Exercise instructions:
Produce an exact copy of all the data below, dropping every image.

****************

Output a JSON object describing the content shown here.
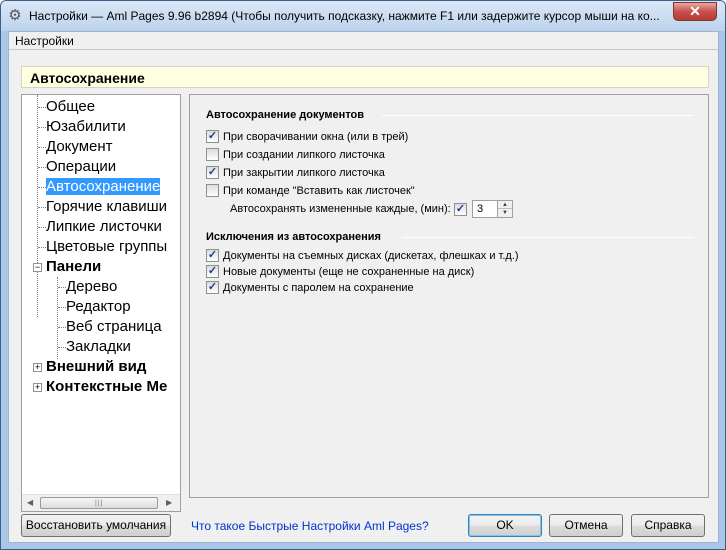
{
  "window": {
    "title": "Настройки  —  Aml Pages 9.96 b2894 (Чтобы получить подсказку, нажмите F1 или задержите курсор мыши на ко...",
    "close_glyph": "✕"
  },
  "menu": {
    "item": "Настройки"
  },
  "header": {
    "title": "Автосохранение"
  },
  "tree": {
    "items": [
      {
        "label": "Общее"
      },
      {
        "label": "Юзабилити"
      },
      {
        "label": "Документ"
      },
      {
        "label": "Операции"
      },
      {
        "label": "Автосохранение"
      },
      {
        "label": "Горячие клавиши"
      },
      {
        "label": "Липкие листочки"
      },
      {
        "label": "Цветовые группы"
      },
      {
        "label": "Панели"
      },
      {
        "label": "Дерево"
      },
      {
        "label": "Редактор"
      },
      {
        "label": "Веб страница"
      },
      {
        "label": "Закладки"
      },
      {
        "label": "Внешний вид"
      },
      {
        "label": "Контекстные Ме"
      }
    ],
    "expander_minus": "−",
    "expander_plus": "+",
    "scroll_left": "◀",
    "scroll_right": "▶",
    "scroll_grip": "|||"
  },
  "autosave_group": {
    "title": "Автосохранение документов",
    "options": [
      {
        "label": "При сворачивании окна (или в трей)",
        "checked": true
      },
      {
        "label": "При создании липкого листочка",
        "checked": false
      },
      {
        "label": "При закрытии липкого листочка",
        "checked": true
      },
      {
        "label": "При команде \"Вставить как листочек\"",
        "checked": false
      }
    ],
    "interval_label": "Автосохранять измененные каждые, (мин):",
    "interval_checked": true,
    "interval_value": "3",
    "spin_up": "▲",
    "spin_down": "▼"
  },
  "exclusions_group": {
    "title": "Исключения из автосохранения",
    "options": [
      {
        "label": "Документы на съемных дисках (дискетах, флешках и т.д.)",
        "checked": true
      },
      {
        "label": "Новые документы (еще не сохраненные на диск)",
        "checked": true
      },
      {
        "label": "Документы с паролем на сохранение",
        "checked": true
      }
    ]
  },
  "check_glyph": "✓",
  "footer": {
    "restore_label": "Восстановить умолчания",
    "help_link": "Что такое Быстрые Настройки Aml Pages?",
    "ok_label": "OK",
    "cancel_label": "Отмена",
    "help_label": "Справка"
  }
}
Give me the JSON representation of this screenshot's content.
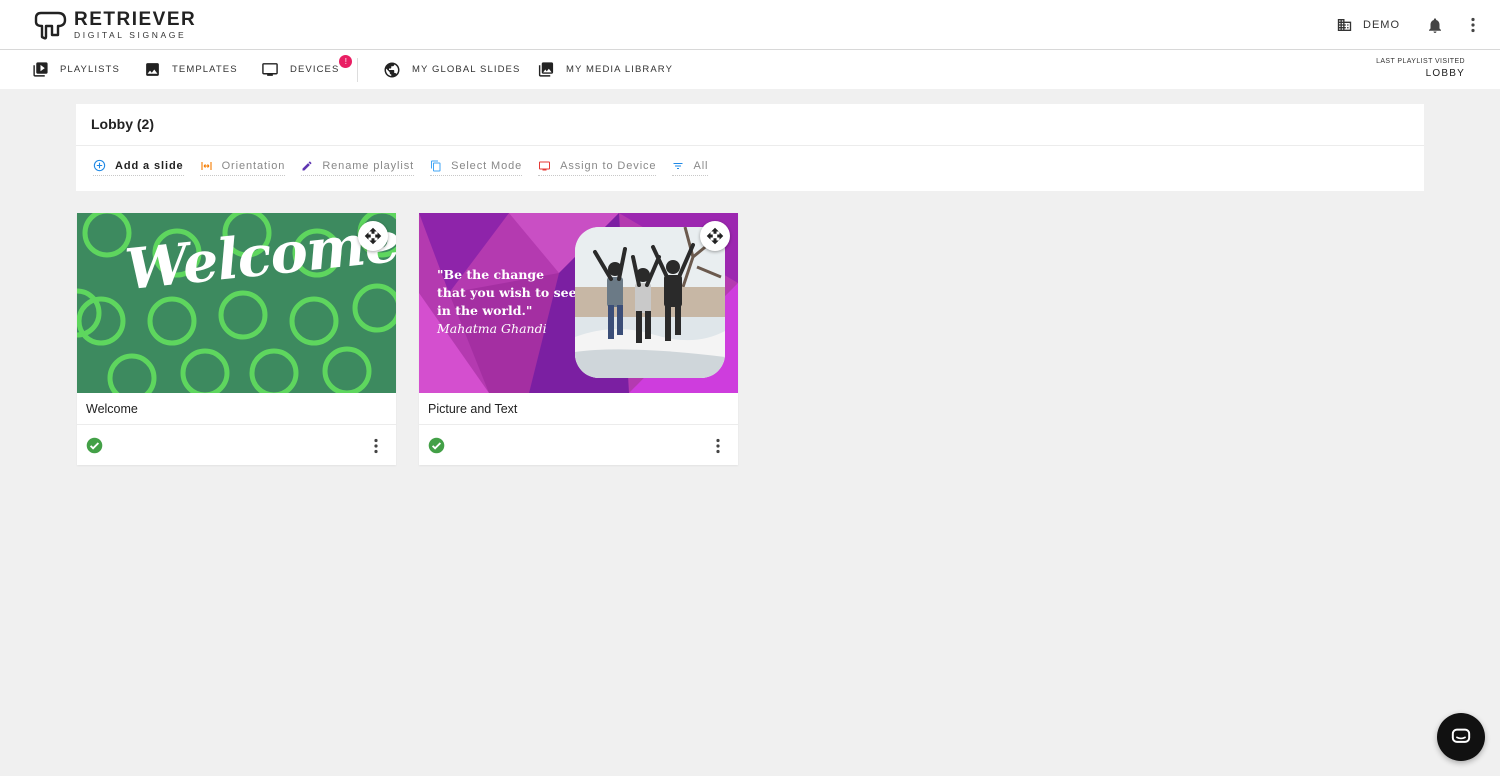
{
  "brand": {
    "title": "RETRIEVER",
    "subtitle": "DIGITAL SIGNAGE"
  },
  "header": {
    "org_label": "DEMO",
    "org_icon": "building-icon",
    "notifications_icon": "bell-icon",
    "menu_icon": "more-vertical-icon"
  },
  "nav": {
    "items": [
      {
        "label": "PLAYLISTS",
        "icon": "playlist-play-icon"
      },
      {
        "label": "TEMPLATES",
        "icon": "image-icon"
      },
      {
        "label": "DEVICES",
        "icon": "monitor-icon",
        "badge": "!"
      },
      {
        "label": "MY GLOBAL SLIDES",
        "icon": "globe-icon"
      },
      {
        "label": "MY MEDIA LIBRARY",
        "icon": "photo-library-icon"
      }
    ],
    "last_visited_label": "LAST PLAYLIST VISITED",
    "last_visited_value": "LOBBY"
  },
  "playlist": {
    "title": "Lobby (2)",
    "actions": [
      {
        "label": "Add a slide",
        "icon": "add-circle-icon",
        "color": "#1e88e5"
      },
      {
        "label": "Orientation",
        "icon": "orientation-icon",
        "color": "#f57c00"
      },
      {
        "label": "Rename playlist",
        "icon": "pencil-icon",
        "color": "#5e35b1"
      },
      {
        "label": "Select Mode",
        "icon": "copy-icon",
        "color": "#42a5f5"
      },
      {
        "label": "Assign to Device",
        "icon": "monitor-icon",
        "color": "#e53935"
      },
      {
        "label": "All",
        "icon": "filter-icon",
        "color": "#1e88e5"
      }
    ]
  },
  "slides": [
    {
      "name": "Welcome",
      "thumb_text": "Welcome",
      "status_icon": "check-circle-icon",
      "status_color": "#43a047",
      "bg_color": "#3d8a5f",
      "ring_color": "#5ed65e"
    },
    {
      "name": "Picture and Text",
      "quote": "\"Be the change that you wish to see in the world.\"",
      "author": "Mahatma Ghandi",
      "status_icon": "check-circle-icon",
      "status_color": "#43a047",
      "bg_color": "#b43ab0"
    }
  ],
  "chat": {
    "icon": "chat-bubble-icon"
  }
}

****************

Task solution:
Output a JSON object describing the content shown here.
{
  "window": {
    "title": "Настройки  —  Aml Pages 9.96 b2894 (Чтобы получить подсказку, нажмите F1 или задержите курсор мыши на ко...",
    "close_glyph": "✕"
  },
  "menu": {
    "item": "Настройки"
  },
  "header": {
    "title": "Автосохранение"
  },
  "tree": {
    "items": [
      {
        "label": "Общее"
      },
      {
        "label": "Юзабилити"
      },
      {
        "label": "Документ"
      },
      {
        "label": "Операции"
      },
      {
        "label": "Автосохранение"
      },
      {
        "label": "Горячие клавиши"
      },
      {
        "label": "Липкие листочки"
      },
      {
        "label": "Цветовые группы"
      },
      {
        "label": "Панели"
      },
      {
        "label": "Дерево"
      },
      {
        "label": "Редактор"
      },
      {
        "label": "Веб страница"
      },
      {
        "label": "Закладки"
      },
      {
        "label": "Внешний вид"
      },
      {
        "label": "Контекстные Ме"
      }
    ],
    "expander_minus": "−",
    "expander_plus": "+",
    "scroll_left": "◀",
    "scroll_right": "▶",
    "scroll_grip": "|||"
  },
  "autosave_group": {
    "title": "Автосохранение документов",
    "options": [
      {
        "label": "При сворачивании окна (или в трей)",
        "checked": true
      },
      {
        "label": "При создании липкого листочка",
        "checked": false
      },
      {
        "label": "При закрытии липкого листочка",
        "checked": true
      },
      {
        "label": "При команде \"Вставить как листочек\"",
        "checked": false
      }
    ],
    "interval_label": "Автосохранять измененные каждые, (мин):",
    "interval_checked": true,
    "interval_value": "3",
    "spin_up": "▲",
    "spin_down": "▼"
  },
  "exclusions_group": {
    "title": "Исключения из автосохранения",
    "options": [
      {
        "label": "Документы на съемных дисках (дискетах, флешках и т.д.)",
        "checked": true
      },
      {
        "label": "Новые документы (еще не сохраненные на диск)",
        "checked": true
      },
      {
        "label": "Документы с паролем на сохранение",
        "checked": true
      }
    ]
  },
  "check_glyph": "✓",
  "footer": {
    "restore_label": "Восстановить умолчания",
    "help_link": "Что такое Быстрые Настройки Aml Pages?",
    "ok_label": "OK",
    "cancel_label": "Отмена",
    "help_label": "Справка"
  }
}
Give me the JSON representation of this screenshot's content.
{
  "brand": {
    "title": "RETRIEVER",
    "subtitle": "DIGITAL SIGNAGE"
  },
  "header": {
    "org_label": "DEMO",
    "org_icon": "building-icon",
    "notifications_icon": "bell-icon",
    "menu_icon": "more-vertical-icon"
  },
  "nav": {
    "items": [
      {
        "label": "PLAYLISTS",
        "icon": "playlist-play-icon"
      },
      {
        "label": "TEMPLATES",
        "icon": "image-icon"
      },
      {
        "label": "DEVICES",
        "icon": "monitor-icon",
        "badge": "!"
      },
      {
        "label": "MY GLOBAL SLIDES",
        "icon": "globe-icon"
      },
      {
        "label": "MY MEDIA LIBRARY",
        "icon": "photo-library-icon"
      }
    ],
    "last_visited_label": "LAST PLAYLIST VISITED",
    "last_visited_value": "LOBBY"
  },
  "playlist": {
    "title": "Lobby (2)",
    "actions": [
      {
        "label": "Add a slide",
        "icon": "add-circle-icon",
        "color": "#1e88e5"
      },
      {
        "label": "Orientation",
        "icon": "orientation-icon",
        "color": "#f57c00"
      },
      {
        "label": "Rename playlist",
        "icon": "pencil-icon",
        "color": "#5e35b1"
      },
      {
        "label": "Select Mode",
        "icon": "copy-icon",
        "color": "#42a5f5"
      },
      {
        "label": "Assign to Device",
        "icon": "monitor-icon",
        "color": "#e53935"
      },
      {
        "label": "All",
        "icon": "filter-icon",
        "color": "#1e88e5"
      }
    ]
  },
  "slides": [
    {
      "name": "Welcome",
      "thumb_text": "Welcome",
      "status_icon": "check-circle-icon",
      "status_color": "#43a047",
      "bg_color": "#3d8a5f",
      "ring_color": "#5ed65e"
    },
    {
      "name": "Picture and Text",
      "quote": "\"Be the change that you wish to see in the world.\"",
      "author": "Mahatma Ghandi",
      "status_icon": "check-circle-icon",
      "status_color": "#43a047",
      "bg_color": "#b43ab0"
    }
  ],
  "chat": {
    "icon": "chat-bubble-icon"
  }
}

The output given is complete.